**Dataset entries:**
● ● ●

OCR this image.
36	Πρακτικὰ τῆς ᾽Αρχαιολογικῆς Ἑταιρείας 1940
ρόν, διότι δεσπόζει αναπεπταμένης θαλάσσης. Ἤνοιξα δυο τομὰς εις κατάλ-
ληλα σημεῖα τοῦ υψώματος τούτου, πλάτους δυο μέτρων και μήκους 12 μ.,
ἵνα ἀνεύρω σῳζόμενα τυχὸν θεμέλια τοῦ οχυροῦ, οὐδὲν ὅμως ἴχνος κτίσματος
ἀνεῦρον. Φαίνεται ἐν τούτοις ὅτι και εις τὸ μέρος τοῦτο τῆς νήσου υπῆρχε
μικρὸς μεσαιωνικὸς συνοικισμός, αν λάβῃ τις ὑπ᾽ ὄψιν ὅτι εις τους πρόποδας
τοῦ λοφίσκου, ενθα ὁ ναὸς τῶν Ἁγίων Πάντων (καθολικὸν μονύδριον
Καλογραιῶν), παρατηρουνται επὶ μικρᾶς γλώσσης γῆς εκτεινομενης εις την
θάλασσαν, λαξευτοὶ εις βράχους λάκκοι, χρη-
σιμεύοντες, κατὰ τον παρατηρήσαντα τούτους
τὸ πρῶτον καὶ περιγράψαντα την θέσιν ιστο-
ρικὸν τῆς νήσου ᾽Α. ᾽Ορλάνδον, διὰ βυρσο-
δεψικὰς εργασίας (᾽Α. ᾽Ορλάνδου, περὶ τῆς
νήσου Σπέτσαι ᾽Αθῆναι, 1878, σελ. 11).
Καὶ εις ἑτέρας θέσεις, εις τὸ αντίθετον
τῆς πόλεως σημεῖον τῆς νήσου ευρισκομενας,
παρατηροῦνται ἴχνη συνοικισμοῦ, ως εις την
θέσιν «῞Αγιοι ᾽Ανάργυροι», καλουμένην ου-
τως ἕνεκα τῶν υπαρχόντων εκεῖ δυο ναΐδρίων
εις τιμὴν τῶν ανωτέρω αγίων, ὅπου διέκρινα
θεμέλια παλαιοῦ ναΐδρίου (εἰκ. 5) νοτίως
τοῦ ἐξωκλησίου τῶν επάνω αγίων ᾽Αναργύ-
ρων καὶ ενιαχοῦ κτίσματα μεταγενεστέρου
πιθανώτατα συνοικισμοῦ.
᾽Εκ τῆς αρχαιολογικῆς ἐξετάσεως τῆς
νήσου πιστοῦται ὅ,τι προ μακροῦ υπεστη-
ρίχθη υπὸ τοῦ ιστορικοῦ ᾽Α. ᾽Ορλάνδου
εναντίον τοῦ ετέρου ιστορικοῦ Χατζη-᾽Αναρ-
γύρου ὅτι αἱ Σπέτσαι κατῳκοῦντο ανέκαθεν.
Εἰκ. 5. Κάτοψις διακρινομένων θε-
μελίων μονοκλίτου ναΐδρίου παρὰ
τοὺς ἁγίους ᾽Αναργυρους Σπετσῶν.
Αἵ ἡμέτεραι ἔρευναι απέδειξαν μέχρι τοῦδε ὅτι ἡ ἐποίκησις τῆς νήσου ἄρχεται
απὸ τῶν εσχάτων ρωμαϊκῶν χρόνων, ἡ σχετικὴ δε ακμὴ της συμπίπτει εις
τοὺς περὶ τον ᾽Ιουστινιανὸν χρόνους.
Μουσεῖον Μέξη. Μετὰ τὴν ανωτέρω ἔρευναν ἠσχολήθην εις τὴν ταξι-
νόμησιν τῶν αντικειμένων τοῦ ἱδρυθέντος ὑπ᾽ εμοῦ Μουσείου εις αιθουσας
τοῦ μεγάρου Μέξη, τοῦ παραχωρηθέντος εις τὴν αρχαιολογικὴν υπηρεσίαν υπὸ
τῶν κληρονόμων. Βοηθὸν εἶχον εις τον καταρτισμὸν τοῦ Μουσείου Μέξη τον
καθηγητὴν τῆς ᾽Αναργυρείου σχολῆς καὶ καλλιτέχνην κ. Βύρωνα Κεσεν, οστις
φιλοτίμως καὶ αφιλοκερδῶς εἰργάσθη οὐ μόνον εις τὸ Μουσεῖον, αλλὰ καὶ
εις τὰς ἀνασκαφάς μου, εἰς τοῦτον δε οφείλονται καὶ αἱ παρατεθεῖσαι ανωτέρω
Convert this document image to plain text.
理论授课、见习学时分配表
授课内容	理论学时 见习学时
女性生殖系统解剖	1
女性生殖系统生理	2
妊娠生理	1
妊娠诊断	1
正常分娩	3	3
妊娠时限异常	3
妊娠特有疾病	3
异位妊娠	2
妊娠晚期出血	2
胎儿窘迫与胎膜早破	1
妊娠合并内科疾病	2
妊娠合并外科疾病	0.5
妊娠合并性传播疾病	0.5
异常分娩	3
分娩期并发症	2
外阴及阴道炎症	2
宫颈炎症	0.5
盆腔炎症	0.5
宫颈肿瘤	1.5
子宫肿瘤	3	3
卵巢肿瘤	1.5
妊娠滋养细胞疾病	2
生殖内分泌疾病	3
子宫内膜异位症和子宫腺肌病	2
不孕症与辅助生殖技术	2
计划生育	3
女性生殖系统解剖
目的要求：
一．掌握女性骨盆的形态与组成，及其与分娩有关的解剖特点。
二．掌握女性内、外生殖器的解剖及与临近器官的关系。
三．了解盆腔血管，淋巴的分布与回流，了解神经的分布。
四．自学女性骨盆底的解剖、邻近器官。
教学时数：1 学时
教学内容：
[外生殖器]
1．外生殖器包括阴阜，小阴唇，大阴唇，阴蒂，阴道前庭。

● ● ●

**Objective:** From the entries above, collect every line with the string "Ορλάνδου" in it.

**Output for this task:**
δεψικὰς εργασίας (᾽Α. ᾽Ορλάνδου, περὶ τῆς
ρίχθη υπὸ τοῦ ιστορικοῦ ᾽Α. ᾽Ορλάνδου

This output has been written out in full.